To be done: Output the material beneath exactly, leaving nothing out.
---------- Provided entries
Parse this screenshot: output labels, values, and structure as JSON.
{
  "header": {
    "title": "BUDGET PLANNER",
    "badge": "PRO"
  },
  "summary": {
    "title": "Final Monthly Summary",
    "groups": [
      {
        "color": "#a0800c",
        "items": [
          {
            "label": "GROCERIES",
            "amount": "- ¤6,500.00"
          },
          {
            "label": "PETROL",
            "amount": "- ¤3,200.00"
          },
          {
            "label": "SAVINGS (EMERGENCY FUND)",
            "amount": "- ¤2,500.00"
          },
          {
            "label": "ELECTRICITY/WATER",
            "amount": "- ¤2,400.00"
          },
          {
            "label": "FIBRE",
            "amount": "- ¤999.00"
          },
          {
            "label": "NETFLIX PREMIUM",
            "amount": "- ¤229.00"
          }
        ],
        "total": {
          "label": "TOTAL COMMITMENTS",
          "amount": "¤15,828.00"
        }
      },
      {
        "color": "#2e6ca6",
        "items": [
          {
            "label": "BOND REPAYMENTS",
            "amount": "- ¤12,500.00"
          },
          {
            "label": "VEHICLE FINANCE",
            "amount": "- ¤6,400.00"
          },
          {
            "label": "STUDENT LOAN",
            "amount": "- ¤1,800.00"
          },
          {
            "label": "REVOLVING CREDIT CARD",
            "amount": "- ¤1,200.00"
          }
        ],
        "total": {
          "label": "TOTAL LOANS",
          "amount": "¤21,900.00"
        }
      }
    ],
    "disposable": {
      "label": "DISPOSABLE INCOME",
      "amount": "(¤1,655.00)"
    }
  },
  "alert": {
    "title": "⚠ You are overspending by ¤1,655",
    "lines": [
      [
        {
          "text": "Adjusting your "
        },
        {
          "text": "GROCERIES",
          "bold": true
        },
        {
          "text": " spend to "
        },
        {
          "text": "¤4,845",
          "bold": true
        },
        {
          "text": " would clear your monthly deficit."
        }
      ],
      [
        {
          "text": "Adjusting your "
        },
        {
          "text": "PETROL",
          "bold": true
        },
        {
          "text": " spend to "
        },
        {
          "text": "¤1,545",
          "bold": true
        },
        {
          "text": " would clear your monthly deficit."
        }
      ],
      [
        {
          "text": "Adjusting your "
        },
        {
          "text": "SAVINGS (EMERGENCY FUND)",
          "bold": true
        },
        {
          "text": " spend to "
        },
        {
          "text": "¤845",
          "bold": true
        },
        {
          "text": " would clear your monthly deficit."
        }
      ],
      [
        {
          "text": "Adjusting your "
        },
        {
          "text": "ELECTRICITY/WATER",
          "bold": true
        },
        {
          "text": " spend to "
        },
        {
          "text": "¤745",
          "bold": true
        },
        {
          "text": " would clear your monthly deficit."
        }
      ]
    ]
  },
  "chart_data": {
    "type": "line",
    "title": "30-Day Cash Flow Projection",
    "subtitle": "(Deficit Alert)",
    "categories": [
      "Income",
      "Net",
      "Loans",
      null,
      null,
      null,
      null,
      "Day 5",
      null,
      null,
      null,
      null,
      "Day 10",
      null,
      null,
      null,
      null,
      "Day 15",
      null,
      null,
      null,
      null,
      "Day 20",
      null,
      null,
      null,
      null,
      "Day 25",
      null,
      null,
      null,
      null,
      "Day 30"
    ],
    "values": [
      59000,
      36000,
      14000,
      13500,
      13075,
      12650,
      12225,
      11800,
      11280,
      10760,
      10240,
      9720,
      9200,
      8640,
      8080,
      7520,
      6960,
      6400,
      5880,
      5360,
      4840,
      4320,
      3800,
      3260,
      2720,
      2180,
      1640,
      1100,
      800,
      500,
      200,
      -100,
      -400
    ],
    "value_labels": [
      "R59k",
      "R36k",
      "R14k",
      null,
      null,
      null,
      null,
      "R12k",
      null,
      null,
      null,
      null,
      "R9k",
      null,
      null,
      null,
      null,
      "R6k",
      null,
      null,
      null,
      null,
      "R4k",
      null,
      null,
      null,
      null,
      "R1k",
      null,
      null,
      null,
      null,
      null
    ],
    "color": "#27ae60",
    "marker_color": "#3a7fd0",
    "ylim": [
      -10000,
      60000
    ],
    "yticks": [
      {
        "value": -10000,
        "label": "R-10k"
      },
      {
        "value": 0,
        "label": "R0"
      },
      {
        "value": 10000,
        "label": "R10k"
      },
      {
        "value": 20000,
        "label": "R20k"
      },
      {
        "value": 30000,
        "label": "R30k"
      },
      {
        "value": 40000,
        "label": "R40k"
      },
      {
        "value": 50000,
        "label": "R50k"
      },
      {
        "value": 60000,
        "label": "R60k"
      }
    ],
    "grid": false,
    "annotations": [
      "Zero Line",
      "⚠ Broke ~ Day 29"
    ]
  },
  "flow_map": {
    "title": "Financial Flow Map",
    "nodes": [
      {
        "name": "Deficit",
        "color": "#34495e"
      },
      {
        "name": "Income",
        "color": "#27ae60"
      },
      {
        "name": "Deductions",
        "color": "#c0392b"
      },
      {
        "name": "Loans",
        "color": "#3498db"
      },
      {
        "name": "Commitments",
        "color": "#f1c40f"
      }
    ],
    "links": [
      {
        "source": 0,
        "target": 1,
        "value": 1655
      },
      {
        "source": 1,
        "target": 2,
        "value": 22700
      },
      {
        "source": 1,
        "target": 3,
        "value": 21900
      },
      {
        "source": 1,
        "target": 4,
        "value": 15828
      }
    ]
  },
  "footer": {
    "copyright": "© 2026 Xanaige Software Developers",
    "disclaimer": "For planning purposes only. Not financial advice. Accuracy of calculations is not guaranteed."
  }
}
--------------------
Solved problem:
Parse this screenshot: output labels, values, and structure as JSON.
{
  "header": {
    "title": "BUDGET PLANNER",
    "badge": "PRO"
  },
  "summary": {
    "title": "Final Monthly Summary",
    "groups": [
      {
        "color": "#a0800c",
        "items": [
          {
            "label": "GROCERIES",
            "amount": "- ¤6,500.00"
          },
          {
            "label": "PETROL",
            "amount": "- ¤3,200.00"
          },
          {
            "label": "SAVINGS (EMERGENCY FUND)",
            "amount": "- ¤2,500.00"
          },
          {
            "label": "ELECTRICITY/WATER",
            "amount": "- ¤2,400.00"
          },
          {
            "label": "FIBRE",
            "amount": "- ¤999.00"
          },
          {
            "label": "NETFLIX PREMIUM",
            "amount": "- ¤229.00"
          }
        ],
        "total": {
          "label": "TOTAL COMMITMENTS",
          "amount": "¤15,828.00"
        }
      },
      {
        "color": "#2e6ca6",
        "items": [
          {
            "label": "BOND REPAYMENTS",
            "amount": "- ¤12,500.00"
          },
          {
            "label": "VEHICLE FINANCE",
            "amount": "- ¤6,400.00"
          },
          {
            "label": "STUDENT LOAN",
            "amount": "- ¤1,800.00"
          },
          {
            "label": "REVOLVING CREDIT CARD",
            "amount": "- ¤1,200.00"
          }
        ],
        "total": {
          "label": "TOTAL LOANS",
          "amount": "¤21,900.00"
        }
      }
    ],
    "disposable": {
      "label": "DISPOSABLE INCOME",
      "amount": "(¤1,655.00)"
    }
  },
  "alert": {
    "title": "⚠ You are overspending by ¤1,655",
    "lines": [
      [
        {
          "text": "Adjusting your "
        },
        {
          "text": "GROCERIES",
          "bold": true
        },
        {
          "text": " spend to "
        },
        {
          "text": "¤4,845",
          "bold": true
        },
        {
          "text": " would clear your monthly deficit."
        }
      ],
      [
        {
          "text": "Adjusting your "
        },
        {
          "text": "PETROL",
          "bold": true
        },
        {
          "text": " spend to "
        },
        {
          "text": "¤1,545",
          "bold": true
        },
        {
          "text": " would clear your monthly deficit."
        }
      ],
      [
        {
          "text": "Adjusting your "
        },
        {
          "text": "SAVINGS (EMERGENCY FUND)",
          "bold": true
        },
        {
          "text": " spend to "
        },
        {
          "text": "¤845",
          "bold": true
        },
        {
          "text": " would clear your monthly deficit."
        }
      ],
      [
        {
          "text": "Adjusting your "
        },
        {
          "text": "ELECTRICITY/WATER",
          "bold": true
        },
        {
          "text": " spend to "
        },
        {
          "text": "¤745",
          "bold": true
        },
        {
          "text": " would clear your monthly deficit."
        }
      ]
    ]
  },
  "chart_data": {
    "type": "line",
    "title": "30-Day Cash Flow Projection",
    "subtitle": "(Deficit Alert)",
    "categories": [
      "Income",
      "Net",
      "Loans",
      null,
      null,
      null,
      null,
      "Day 5",
      null,
      null,
      null,
      null,
      "Day 10",
      null,
      null,
      null,
      null,
      "Day 15",
      null,
      null,
      null,
      null,
      "Day 20",
      null,
      null,
      null,
      null,
      "Day 25",
      null,
      null,
      null,
      null,
      "Day 30"
    ],
    "values": [
      59000,
      36000,
      14000,
      13500,
      13075,
      12650,
      12225,
      11800,
      11280,
      10760,
      10240,
      9720,
      9200,
      8640,
      8080,
      7520,
      6960,
      6400,
      5880,
      5360,
      4840,
      4320,
      3800,
      3260,
      2720,
      2180,
      1640,
      1100,
      800,
      500,
      200,
      -100,
      -400
    ],
    "value_labels": [
      "R59k",
      "R36k",
      "R14k",
      null,
      null,
      null,
      null,
      "R12k",
      null,
      null,
      null,
      null,
      "R9k",
      null,
      null,
      null,
      null,
      "R6k",
      null,
      null,
      null,
      null,
      "R4k",
      null,
      null,
      null,
      null,
      "R1k",
      null,
      null,
      null,
      null,
      null
    ],
    "color": "#27ae60",
    "marker_color": "#3a7fd0",
    "ylim": [
      -10000,
      60000
    ],
    "yticks": [
      {
        "value": -10000,
        "label": "R-10k"
      },
      {
        "value": 0,
        "label": "R0"
      },
      {
        "value": 10000,
        "label": "R10k"
      },
      {
        "value": 20000,
        "label": "R20k"
      },
      {
        "value": 30000,
        "label": "R30k"
      },
      {
        "value": 40000,
        "label": "R40k"
      },
      {
        "value": 50000,
        "label": "R50k"
      },
      {
        "value": 60000,
        "label": "R60k"
      }
    ],
    "grid": false,
    "annotations": [
      "Zero Line",
      "⚠ Broke ~ Day 29"
    ]
  },
  "flow_map": {
    "title": "Financial Flow Map",
    "nodes": [
      {
        "name": "Deficit",
        "color": "#34495e"
      },
      {
        "name": "Income",
        "color": "#27ae60"
      },
      {
        "name": "Deductions",
        "color": "#c0392b"
      },
      {
        "name": "Loans",
        "color": "#3498db"
      },
      {
        "name": "Commitments",
        "color": "#f1c40f"
      }
    ],
    "links": [
      {
        "source": 0,
        "target": 1,
        "value": 1655
      },
      {
        "source": 1,
        "target": 2,
        "value": 22700
      },
      {
        "source": 1,
        "target": 3,
        "value": 21900
      },
      {
        "source": 1,
        "target": 4,
        "value": 15828
      }
    ]
  },
  "footer": {
    "copyright": "© 2026 Xanaige Software Developers",
    "disclaimer": "For planning purposes only. Not financial advice. Accuracy of calculations is not guaranteed."
  }
}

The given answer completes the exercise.